### Objective:
Reproduce all of the material below word for word, with no changes.

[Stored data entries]
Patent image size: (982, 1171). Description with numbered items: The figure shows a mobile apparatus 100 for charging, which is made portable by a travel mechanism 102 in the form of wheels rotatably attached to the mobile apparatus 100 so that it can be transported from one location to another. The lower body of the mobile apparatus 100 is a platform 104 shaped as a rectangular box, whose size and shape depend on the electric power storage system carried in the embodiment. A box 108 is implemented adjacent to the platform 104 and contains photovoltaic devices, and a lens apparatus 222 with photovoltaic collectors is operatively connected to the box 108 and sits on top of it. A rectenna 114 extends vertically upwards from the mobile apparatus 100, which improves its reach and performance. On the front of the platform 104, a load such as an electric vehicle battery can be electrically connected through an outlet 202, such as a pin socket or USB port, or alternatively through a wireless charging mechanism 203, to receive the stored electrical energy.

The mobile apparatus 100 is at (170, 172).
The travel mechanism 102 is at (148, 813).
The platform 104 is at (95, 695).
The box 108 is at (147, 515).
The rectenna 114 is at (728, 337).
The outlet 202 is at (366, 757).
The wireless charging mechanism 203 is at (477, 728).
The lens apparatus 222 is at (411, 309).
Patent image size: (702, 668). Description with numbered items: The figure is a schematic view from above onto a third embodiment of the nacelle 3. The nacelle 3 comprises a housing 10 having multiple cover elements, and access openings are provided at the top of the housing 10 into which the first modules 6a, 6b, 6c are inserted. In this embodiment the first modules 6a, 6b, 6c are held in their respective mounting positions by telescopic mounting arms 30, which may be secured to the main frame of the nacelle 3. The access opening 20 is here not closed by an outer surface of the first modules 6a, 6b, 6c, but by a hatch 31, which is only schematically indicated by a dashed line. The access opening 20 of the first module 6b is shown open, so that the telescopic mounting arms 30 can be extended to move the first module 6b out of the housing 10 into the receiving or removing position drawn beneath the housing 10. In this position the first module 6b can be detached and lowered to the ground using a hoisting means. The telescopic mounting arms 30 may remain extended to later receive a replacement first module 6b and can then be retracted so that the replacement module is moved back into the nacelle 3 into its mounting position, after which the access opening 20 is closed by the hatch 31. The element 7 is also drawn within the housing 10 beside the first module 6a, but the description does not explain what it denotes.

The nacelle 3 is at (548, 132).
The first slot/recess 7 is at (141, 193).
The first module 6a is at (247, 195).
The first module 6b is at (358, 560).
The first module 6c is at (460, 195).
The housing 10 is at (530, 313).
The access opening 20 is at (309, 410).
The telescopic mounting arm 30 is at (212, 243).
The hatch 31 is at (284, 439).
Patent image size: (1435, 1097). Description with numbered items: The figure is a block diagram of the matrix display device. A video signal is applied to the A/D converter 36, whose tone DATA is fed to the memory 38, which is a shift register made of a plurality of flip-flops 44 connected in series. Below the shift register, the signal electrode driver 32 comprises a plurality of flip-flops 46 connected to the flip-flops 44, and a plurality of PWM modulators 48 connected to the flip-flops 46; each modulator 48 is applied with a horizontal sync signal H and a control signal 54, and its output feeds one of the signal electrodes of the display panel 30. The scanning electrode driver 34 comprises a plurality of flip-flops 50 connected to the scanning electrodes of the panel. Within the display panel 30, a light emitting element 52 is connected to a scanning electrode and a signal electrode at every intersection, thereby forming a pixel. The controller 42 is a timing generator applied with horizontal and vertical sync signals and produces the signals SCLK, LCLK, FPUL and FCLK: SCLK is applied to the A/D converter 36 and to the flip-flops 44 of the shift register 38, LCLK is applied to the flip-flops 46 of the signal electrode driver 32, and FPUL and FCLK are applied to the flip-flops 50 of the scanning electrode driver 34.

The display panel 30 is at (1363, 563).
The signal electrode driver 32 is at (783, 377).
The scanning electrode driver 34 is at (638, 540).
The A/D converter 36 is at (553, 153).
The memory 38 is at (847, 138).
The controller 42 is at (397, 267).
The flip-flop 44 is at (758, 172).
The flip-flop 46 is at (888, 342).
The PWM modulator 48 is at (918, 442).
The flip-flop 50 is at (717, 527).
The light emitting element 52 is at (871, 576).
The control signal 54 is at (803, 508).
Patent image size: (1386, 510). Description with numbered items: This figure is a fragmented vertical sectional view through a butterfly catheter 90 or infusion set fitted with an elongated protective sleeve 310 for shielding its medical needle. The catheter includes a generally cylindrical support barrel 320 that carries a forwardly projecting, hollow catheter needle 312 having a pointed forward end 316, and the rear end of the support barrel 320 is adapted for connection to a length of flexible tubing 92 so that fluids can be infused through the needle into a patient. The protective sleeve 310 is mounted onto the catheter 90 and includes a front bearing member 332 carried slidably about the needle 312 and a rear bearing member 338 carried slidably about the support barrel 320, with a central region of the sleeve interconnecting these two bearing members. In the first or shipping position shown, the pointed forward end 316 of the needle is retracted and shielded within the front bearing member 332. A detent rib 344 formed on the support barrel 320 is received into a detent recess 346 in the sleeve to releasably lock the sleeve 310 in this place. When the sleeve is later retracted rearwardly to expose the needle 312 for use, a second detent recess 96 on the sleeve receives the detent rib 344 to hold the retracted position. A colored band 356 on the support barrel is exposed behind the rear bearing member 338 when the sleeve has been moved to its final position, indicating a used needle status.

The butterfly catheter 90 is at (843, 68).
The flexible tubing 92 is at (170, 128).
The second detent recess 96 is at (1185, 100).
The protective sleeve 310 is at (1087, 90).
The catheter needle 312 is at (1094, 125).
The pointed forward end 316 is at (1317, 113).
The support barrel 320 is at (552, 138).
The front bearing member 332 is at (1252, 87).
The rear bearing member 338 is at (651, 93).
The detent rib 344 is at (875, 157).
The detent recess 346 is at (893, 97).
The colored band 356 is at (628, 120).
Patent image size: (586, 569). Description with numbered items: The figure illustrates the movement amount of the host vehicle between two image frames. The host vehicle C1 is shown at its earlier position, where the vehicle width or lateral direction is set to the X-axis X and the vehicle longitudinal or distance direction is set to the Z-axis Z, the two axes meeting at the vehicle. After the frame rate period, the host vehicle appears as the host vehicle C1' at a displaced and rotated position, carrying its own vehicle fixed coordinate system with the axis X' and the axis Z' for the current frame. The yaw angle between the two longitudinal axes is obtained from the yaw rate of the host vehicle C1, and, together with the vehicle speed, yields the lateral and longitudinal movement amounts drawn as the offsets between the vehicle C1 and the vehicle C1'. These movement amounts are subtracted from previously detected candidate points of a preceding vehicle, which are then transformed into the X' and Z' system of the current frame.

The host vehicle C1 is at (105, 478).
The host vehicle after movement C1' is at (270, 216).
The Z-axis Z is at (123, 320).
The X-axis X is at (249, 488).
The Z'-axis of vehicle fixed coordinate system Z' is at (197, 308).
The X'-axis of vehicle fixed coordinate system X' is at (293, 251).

### Response to this task:
Patent image size: (982, 1171). Description with numbered items: The figure shows a mobile apparatus 100 for charging, which is made portable by a travel mechanism 102 in the form of wheels rotatably attached to the mobile apparatus 100 so that it can be transported from one location to another. The lower body of the mobile apparatus 100 is a platform 104 shaped as a rectangular box, whose size and shape depend on the electric power storage system carried in the embodiment. A box 108 is implemented adjacent to the platform 104 and contains photovoltaic devices, and a lens apparatus 222 with photovoltaic collectors is operatively connected to the box 108 and sits on top of it. A rectenna 114 extends vertically upwards from the mobile apparatus 100, which improves its reach and performance. On the front of the platform 104, a load such as an electric vehicle battery can be electrically connected through an outlet 202, such as a pin socket or USB port, or alternatively through a wireless charging mechanism 203, to receive the stored electrical energy.

The mobile apparatus 100 is at (170, 172).
The travel mechanism 102 is at (148, 813).
The platform 104 is at (95, 695).
The box 108 is at (147, 515).
The rectenna 114 is at (728, 337).
The outlet 202 is at (366, 757).
The wireless charging mechanism 203 is at (477, 728).
The lens apparatus 222 is at (411, 309).
Patent image size: (702, 668). Description with numbered items: The figure is a schematic view from above onto a third embodiment of the nacelle 3. The nacelle 3 comprises a housing 10 having multiple cover elements, and access openings are provided at the top of the housing 10 into which the first modules 6a, 6b, 6c are inserted. In this embodiment the first modules 6a, 6b, 6c are held in their respective mounting positions by telescopic mounting arms 30, which may be secured to the main frame of the nacelle 3. The access opening 20 is here not closed by an outer surface of the first modules 6a, 6b, 6c, but by a hatch 31, which is only schematically indicated by a dashed line. The access opening 20 of the first module 6b is shown open, so that the telescopic mounting arms 30 can be extended to move the first module 6b out of the housing 10 into the receiving or removing position drawn beneath the housing 10. In this position the first module 6b can be detached and lowered to the ground using a hoisting means. The telescopic mounting arms 30 may remain extended to later receive a replacement first module 6b and can then be retracted so that the replacement module is moved back into the nacelle 3 into its mounting position, after which the access opening 20 is closed by the hatch 31. The element 7 is also drawn within the housing 10 beside the first module 6a, but the description does not explain what it denotes.

The nacelle 3 is at (548, 132).
The first slot/recess 7 is at (141, 193).
The first module 6a is at (247, 195).
The first module 6b is at (358, 560).
The first module 6c is at (460, 195).
The housing 10 is at (530, 313).
The access opening 20 is at (309, 410).
The telescopic mounting arm 30 is at (212, 243).
The hatch 31 is at (284, 439).
Patent image size: (1435, 1097). Description with numbered items: The figure is a block diagram of the matrix display device. A video signal is applied to the A/D converter 36, whose tone DATA is fed to the memory 38, which is a shift register made of a plurality of flip-flops 44 connected in series. Below the shift register, the signal electrode driver 32 comprises a plurality of flip-flops 46 connected to the flip-flops 44, and a plurality of PWM modulators 48 connected to the flip-flops 46; each modulator 48 is applied with a horizontal sync signal H and a control signal 54, and its output feeds one of the signal electrodes of the display panel 30. The scanning electrode driver 34 comprises a plurality of flip-flops 50 connected to the scanning electrodes of the panel. Within the display panel 30, a light emitting element 52 is connected to a scanning electrode and a signal electrode at every intersection, thereby forming a pixel. The controller 42 is a timing generator applied with horizontal and vertical sync signals and produces the signals SCLK, LCLK, FPUL and FCLK: SCLK is applied to the A/D converter 36 and to the flip-flops 44 of the shift register 38, LCLK is applied to the flip-flops 46 of the signal electrode driver 32, and FPUL and FCLK are applied to the flip-flops 50 of the scanning electrode driver 34.

The display panel 30 is at (1363, 563).
The signal electrode driver 32 is at (783, 377).
The scanning electrode driver 34 is at (638, 540).
The A/D converter 36 is at (553, 153).
The memory 38 is at (847, 138).
The controller 42 is at (397, 267).
The flip-flop 44 is at (758, 172).
The flip-flop 46 is at (888, 342).
The PWM modulator 48 is at (918, 442).
The flip-flop 50 is at (717, 527).
The light emitting element 52 is at (871, 576).
The control signal 54 is at (803, 508).
Patent image size: (1386, 510). Description with numbered items: This figure is a fragmented vertical sectional view through a butterfly catheter 90 or infusion set fitted with an elongated protective sleeve 310 for shielding its medical needle. The catheter includes a generally cylindrical support barrel 320 that carries a forwardly projecting, hollow catheter needle 312 having a pointed forward end 316, and the rear end of the support barrel 320 is adapted for connection to a length of flexible tubing 92 so that fluids can be infused through the needle into a patient. The protective sleeve 310 is mounted onto the catheter 90 and includes a front bearing member 332 carried slidably about the needle 312 and a rear bearing member 338 carried slidably about the support barrel 320, with a central region of the sleeve interconnecting these two bearing members. In the first or shipping position shown, the pointed forward end 316 of the needle is retracted and shielded within the front bearing member 332. A detent rib 344 formed on the support barrel 320 is received into a detent recess 346 in the sleeve to releasably lock the sleeve 310 in this place. When the sleeve is later retracted rearwardly to expose the needle 312 for use, a second detent recess 96 on the sleeve receives the detent rib 344 to hold the retracted position. A colored band 356 on the support barrel is exposed behind the rear bearing member 338 when the sleeve has been moved to its final position, indicating a used needle status.

The butterfly catheter 90 is at (843, 68).
The flexible tubing 92 is at (170, 128).
The second detent recess 96 is at (1185, 100).
The protective sleeve 310 is at (1087, 90).
The catheter needle 312 is at (1094, 125).
The pointed forward end 316 is at (1317, 113).
The support barrel 320 is at (552, 138).
The front bearing member 332 is at (1252, 87).
The rear bearing member 338 is at (651, 93).
The detent rib 344 is at (875, 157).
The detent recess 346 is at (893, 97).
The colored band 356 is at (628, 120).
Patent image size: (586, 569). Description with numbered items: The figure illustrates the movement amount of the host vehicle between two image frames. The host vehicle C1 is shown at its earlier position, where the vehicle width or lateral direction is set to the X-axis X and the vehicle longitudinal or distance direction is set to the Z-axis Z, the two axes meeting at the vehicle. After the frame rate period, the host vehicle appears as the host vehicle C1' at a displaced and rotated position, carrying its own vehicle fixed coordinate system with the axis X' and the axis Z' for the current frame. The yaw angle between the two longitudinal axes is obtained from the yaw rate of the host vehicle C1, and, together with the vehicle speed, yields the lateral and longitudinal movement amounts drawn as the offsets between the vehicle C1 and the vehicle C1'. These movement amounts are subtracted from previously detected candidate points of a preceding vehicle, which are then transformed into the X' and Z' system of the current frame.

The host vehicle C1 is at (105, 478).
The host vehicle after movement C1' is at (270, 216).
The Z-axis Z is at (123, 320).
The X-axis X is at (249, 488).
The Z'-axis of vehicle fixed coordinate system Z' is at (197, 308).
The X'-axis of vehicle fixed coordinate system X' is at (293, 251).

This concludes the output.